**Records for the task**

* Begin *

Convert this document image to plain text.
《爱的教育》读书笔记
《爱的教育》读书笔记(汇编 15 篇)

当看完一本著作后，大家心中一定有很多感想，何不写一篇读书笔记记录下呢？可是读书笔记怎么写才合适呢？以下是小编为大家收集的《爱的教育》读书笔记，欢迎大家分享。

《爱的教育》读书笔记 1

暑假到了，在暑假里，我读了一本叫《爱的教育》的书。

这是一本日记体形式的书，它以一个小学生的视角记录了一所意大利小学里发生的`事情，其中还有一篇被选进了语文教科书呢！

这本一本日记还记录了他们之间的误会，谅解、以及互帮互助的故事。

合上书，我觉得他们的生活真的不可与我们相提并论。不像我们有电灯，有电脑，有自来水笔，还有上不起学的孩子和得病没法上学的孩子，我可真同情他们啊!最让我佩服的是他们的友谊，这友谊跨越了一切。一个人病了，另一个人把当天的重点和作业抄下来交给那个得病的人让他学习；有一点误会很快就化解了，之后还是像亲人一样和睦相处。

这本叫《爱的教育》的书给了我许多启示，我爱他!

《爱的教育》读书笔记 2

* End *

**What is asked**
Give an exact copy of all the data shown above.

**Exercise response**
Convert this document image to plain text.
《爱的教育》读书笔记
《爱的教育》读书笔记(汇编 15 篇)

当看完一本著作后，大家心中一定有很多感想，何不写一篇读书笔记记录下呢？可是读书笔记怎么写才合适呢？以下是小编为大家收集的《爱的教育》读书笔记，欢迎大家分享。

《爱的教育》读书笔记 1

暑假到了，在暑假里，我读了一本叫《爱的教育》的书。

这是一本日记体形式的书，它以一个小学生的视角记录了一所意大利小学里发生的`事情，其中还有一篇被选进了语文教科书呢！

这本一本日记还记录了他们之间的误会，谅解、以及互帮互助的故事。

合上书，我觉得他们的生活真的不可与我们相提并论。不像我们有电灯，有电脑，有自来水笔，还有上不起学的孩子和得病没法上学的孩子，我可真同情他们啊!最让我佩服的是他们的友谊，这友谊跨越了一切。一个人病了，另一个人把当天的重点和作业抄下来交给那个得病的人让他学习；有一点误会很快就化解了，之后还是像亲人一样和睦相处。

这本叫《爱的教育》的书给了我许多启示，我爱他!

《爱的教育》读书笔记 2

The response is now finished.